● Task
In the material below, list every line carrying the string "this".

## start Extracted material

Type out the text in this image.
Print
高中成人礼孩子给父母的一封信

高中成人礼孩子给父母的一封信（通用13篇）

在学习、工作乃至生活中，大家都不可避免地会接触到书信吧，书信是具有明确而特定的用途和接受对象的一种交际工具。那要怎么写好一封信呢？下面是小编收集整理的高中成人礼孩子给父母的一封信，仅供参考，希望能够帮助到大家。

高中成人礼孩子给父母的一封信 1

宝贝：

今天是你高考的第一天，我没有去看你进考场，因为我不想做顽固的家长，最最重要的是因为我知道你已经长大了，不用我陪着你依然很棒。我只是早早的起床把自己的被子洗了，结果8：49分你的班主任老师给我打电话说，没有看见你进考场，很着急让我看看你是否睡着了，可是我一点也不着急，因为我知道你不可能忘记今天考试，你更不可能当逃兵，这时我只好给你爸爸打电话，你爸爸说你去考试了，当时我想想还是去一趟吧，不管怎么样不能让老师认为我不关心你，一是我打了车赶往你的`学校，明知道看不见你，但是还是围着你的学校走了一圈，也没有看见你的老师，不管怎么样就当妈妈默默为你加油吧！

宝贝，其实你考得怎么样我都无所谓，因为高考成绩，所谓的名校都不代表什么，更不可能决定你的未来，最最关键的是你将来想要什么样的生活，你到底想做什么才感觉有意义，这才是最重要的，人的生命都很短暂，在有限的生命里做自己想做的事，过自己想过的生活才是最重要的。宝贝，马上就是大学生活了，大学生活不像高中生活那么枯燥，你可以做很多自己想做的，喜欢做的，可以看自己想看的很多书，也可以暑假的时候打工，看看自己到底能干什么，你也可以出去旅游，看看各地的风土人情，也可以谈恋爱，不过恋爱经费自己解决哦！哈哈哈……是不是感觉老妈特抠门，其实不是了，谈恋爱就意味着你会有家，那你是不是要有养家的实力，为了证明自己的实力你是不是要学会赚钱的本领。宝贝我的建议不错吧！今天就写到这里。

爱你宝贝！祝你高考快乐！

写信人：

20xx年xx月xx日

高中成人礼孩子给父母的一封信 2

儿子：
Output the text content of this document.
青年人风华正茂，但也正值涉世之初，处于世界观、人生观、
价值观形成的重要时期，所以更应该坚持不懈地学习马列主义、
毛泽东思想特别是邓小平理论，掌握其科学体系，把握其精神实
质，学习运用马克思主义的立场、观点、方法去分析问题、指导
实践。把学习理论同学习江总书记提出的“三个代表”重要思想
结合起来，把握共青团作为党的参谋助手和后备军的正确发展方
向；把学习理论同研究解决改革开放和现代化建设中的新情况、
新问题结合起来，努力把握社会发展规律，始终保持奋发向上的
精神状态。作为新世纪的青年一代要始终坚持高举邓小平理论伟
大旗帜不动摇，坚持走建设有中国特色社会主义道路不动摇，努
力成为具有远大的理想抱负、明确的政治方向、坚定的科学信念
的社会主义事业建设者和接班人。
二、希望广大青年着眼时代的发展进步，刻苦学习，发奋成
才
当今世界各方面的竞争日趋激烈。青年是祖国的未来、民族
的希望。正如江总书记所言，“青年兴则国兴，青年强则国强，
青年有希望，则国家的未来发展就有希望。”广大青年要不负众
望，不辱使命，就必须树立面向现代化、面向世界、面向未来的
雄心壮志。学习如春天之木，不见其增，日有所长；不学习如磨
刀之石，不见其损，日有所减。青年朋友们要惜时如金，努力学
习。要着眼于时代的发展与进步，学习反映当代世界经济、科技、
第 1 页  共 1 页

## end Extracted material

● Output below
Type out the text in this image.
Output the text content of this document.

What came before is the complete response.